* Supplied data *
>>>>

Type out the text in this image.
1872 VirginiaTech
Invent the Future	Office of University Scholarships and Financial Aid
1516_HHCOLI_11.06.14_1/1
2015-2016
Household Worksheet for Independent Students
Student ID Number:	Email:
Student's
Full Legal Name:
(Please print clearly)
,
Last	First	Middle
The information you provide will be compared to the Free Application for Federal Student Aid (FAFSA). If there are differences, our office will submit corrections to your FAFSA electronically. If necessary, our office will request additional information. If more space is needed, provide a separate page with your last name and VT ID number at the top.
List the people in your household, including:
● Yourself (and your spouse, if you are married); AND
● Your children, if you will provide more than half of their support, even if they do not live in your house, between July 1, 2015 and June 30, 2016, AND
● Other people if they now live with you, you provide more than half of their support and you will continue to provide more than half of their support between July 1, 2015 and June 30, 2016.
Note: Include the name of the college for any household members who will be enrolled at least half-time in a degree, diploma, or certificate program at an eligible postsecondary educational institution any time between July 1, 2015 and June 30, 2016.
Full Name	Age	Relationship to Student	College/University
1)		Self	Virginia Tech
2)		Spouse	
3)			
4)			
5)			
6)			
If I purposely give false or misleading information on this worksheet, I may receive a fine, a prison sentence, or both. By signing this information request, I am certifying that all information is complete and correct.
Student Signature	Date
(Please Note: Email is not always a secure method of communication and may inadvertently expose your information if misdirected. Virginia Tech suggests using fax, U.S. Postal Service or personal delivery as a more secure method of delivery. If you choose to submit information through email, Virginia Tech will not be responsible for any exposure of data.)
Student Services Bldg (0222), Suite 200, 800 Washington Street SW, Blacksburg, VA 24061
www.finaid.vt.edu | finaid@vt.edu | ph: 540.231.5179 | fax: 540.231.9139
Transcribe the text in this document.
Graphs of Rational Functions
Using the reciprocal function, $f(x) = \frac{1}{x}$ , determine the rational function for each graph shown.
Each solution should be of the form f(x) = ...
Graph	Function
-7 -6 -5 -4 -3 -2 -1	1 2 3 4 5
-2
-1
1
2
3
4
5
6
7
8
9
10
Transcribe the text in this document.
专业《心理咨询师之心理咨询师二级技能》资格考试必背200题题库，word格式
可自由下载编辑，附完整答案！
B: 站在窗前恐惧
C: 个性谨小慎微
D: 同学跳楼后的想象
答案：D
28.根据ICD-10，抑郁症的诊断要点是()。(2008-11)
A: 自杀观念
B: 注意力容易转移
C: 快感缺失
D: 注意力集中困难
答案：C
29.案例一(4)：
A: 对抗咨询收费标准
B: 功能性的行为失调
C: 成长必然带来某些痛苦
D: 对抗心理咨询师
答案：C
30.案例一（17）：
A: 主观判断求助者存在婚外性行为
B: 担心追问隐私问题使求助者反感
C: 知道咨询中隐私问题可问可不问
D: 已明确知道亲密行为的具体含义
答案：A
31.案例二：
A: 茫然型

<<<<

* Given exercise *
Read the lines above. Gather those in which the string "Please" is found.

* Complete response *
(Please print clearly)
(Please Note: Email is not always a secure method of communication and may inadvertently expose your information if misdirected. Virginia Tech suggests using fax, U.S. Postal Service or personal delivery as a more secure method of delivery. If you choose to submit information through email, Virginia Tech will not be responsible for any exposure of data.)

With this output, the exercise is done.